Reproduce the listing exactly, with no pictures in your copy.
-------- Record excerpts --------
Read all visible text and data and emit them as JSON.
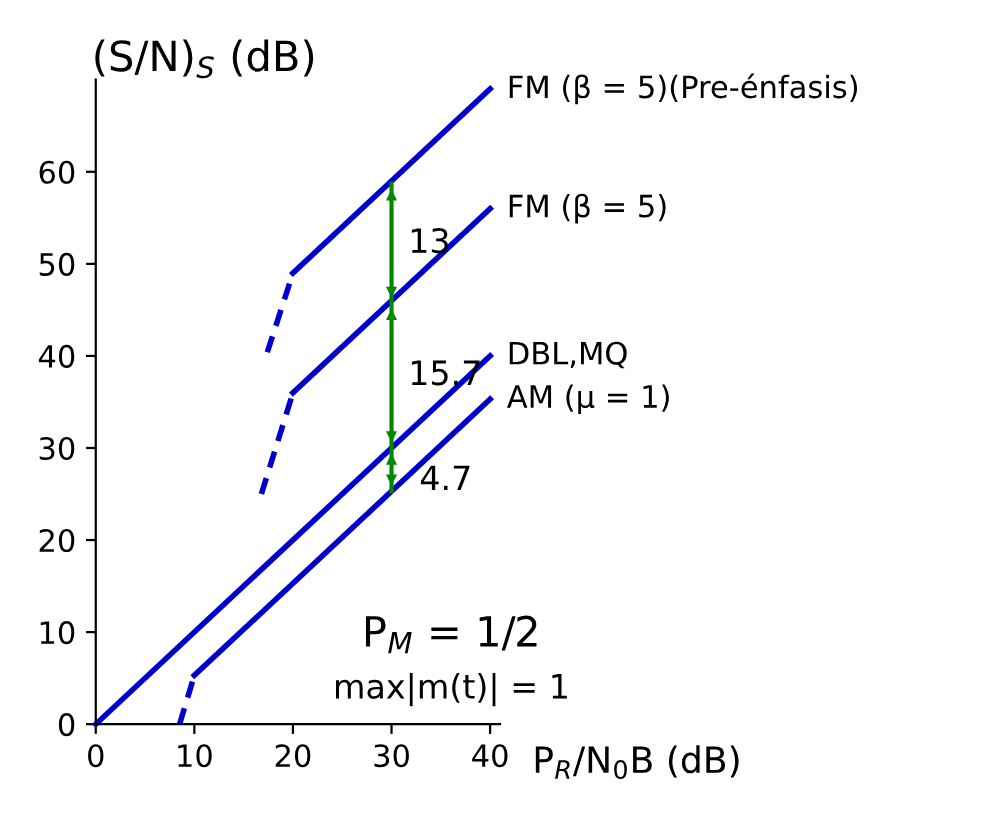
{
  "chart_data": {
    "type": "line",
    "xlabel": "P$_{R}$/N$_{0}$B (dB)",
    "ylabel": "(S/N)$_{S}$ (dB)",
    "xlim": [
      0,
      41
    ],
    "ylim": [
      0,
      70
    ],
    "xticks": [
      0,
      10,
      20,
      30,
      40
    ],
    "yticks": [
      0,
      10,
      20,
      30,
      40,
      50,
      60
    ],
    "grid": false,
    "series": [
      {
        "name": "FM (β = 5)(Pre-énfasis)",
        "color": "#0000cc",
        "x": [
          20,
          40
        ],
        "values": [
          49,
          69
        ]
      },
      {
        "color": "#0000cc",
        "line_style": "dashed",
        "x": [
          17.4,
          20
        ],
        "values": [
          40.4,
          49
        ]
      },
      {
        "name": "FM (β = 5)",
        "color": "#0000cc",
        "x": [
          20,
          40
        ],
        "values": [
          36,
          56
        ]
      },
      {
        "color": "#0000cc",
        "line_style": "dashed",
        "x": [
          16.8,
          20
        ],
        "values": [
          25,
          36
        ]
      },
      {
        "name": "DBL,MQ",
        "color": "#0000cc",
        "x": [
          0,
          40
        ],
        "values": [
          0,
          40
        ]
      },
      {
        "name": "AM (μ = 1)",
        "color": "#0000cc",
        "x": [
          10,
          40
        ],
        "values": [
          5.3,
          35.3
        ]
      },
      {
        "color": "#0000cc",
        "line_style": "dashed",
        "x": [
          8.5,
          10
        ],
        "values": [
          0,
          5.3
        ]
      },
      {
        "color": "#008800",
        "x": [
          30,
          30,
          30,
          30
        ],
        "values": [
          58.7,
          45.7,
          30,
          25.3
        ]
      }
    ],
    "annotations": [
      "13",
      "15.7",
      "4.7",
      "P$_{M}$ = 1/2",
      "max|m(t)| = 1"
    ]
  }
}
--------
*Solution to this task*:
Read all visible text and data and emit them as JSON.
{
  "chart_data": {
    "type": "line",
    "xlabel": "P$_{R}$/N$_{0}$B (dB)",
    "ylabel": "(S/N)$_{S}$ (dB)",
    "xlim": [
      0,
      41
    ],
    "ylim": [
      0,
      70
    ],
    "xticks": [
      0,
      10,
      20,
      30,
      40
    ],
    "yticks": [
      0,
      10,
      20,
      30,
      40,
      50,
      60
    ],
    "grid": false,
    "series": [
      {
        "name": "FM (β = 5)(Pre-énfasis)",
        "color": "#0000cc",
        "x": [
          20,
          40
        ],
        "values": [
          49,
          69
        ]
      },
      {
        "color": "#0000cc",
        "line_style": "dashed",
        "x": [
          17.4,
          20
        ],
        "values": [
          40.4,
          49
        ]
      },
      {
        "name": "FM (β = 5)",
        "color": "#0000cc",
        "x": [
          20,
          40
        ],
        "values": [
          36,
          56
        ]
      },
      {
        "color": "#0000cc",
        "line_style": "dashed",
        "x": [
          16.8,
          20
        ],
        "values": [
          25,
          36
        ]
      },
      {
        "name": "DBL,MQ",
        "color": "#0000cc",
        "x": [
          0,
          40
        ],
        "values": [
          0,
          40
        ]
      },
      {
        "name": "AM (μ = 1)",
        "color": "#0000cc",
        "x": [
          10,
          40
        ],
        "values": [
          5.3,
          35.3
        ]
      },
      {
        "color": "#0000cc",
        "line_style": "dashed",
        "x": [
          8.5,
          10
        ],
        "values": [
          0,
          5.3
        ]
      },
      {
        "color": "#008800",
        "x": [
          30,
          30,
          30,
          30
        ],
        "values": [
          58.7,
          45.7,
          30,
          25.3
        ]
      }
    ],
    "annotations": [
      "13",
      "15.7",
      "4.7",
      "P$_{M}$ = 1/2",
      "max|m(t)| = 1"
    ]
  }
}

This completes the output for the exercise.